Given entries start

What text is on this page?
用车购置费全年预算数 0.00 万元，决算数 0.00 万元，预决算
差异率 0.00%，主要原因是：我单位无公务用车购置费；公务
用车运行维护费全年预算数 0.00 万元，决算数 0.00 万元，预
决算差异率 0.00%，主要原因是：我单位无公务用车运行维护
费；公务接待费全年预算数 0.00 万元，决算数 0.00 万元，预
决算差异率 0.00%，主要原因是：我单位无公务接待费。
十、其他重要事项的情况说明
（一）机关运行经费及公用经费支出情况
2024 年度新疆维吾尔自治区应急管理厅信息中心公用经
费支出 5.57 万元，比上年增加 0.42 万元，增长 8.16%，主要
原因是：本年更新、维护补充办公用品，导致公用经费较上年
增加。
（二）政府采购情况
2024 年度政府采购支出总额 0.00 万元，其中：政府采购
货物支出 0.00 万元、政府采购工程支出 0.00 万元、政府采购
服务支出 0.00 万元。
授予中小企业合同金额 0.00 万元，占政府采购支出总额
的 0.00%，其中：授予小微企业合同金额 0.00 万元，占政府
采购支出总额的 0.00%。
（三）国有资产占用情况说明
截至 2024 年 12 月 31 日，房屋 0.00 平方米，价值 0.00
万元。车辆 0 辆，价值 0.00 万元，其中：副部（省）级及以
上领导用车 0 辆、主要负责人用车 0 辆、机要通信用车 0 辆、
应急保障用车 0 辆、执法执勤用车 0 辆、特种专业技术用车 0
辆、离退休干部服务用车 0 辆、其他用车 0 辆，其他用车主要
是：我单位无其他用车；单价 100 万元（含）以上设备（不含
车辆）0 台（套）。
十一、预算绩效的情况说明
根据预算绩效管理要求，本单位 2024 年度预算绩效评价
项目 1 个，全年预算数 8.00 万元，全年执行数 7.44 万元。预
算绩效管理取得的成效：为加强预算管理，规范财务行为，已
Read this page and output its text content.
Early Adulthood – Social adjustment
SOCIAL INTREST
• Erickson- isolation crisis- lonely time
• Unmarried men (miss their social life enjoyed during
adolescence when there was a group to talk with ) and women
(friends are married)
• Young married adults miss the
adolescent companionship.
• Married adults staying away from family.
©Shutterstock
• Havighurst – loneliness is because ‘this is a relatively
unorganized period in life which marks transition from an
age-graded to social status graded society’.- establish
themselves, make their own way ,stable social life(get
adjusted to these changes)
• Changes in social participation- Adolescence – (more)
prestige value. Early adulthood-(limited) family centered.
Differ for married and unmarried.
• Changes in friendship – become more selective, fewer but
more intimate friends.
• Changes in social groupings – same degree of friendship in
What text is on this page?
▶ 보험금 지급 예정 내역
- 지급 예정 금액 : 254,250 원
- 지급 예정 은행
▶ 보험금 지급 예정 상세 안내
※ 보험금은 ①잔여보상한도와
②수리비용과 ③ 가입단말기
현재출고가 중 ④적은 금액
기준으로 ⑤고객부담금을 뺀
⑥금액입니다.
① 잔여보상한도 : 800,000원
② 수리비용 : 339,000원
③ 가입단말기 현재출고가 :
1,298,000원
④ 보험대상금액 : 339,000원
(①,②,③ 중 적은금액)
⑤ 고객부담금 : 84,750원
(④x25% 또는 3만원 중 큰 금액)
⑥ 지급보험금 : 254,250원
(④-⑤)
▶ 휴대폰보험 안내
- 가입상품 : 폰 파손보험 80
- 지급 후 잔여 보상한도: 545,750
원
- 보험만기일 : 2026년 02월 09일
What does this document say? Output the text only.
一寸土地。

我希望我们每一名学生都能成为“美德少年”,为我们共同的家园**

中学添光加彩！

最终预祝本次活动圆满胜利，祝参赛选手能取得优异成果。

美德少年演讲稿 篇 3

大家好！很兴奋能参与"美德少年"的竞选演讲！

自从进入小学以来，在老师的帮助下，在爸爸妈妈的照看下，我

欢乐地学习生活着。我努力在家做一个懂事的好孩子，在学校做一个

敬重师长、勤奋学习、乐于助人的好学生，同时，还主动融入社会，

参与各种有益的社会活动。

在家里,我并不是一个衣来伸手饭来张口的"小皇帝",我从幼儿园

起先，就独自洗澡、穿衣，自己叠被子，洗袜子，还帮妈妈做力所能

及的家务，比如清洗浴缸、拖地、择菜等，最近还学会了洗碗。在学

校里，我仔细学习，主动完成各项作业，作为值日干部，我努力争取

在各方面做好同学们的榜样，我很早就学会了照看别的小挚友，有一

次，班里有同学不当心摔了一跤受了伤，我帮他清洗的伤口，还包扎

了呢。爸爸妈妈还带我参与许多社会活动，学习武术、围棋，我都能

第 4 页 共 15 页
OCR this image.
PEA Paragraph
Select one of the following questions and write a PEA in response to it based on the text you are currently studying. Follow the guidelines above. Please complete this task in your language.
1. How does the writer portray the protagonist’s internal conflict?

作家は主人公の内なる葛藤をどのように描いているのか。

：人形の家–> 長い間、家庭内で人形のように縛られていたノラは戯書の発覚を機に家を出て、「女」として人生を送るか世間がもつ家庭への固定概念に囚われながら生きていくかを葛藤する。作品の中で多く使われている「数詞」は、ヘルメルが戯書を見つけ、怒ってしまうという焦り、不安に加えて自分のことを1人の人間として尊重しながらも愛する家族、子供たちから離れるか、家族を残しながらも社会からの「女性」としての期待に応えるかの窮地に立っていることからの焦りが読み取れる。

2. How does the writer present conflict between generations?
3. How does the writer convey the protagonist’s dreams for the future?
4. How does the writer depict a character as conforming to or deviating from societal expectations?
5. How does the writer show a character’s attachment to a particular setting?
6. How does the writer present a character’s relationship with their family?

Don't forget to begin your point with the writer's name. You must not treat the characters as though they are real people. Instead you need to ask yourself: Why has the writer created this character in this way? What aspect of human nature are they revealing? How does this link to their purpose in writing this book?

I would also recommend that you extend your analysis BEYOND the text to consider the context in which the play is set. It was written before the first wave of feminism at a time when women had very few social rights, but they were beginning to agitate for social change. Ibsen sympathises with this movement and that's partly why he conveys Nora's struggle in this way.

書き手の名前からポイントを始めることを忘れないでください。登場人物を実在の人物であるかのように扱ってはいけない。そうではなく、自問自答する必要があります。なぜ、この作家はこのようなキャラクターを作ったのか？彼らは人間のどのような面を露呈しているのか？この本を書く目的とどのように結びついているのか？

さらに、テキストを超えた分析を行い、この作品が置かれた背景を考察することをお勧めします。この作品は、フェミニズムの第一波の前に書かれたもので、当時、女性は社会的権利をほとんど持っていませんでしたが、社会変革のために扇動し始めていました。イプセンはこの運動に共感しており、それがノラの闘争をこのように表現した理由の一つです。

Given entries end

#### [Objective]
Locate all lines in the listing above with the word "miss". Copy them.

#### [Written reply]
• Unmarried men (miss their social life enjoyed during
• Young married adults miss the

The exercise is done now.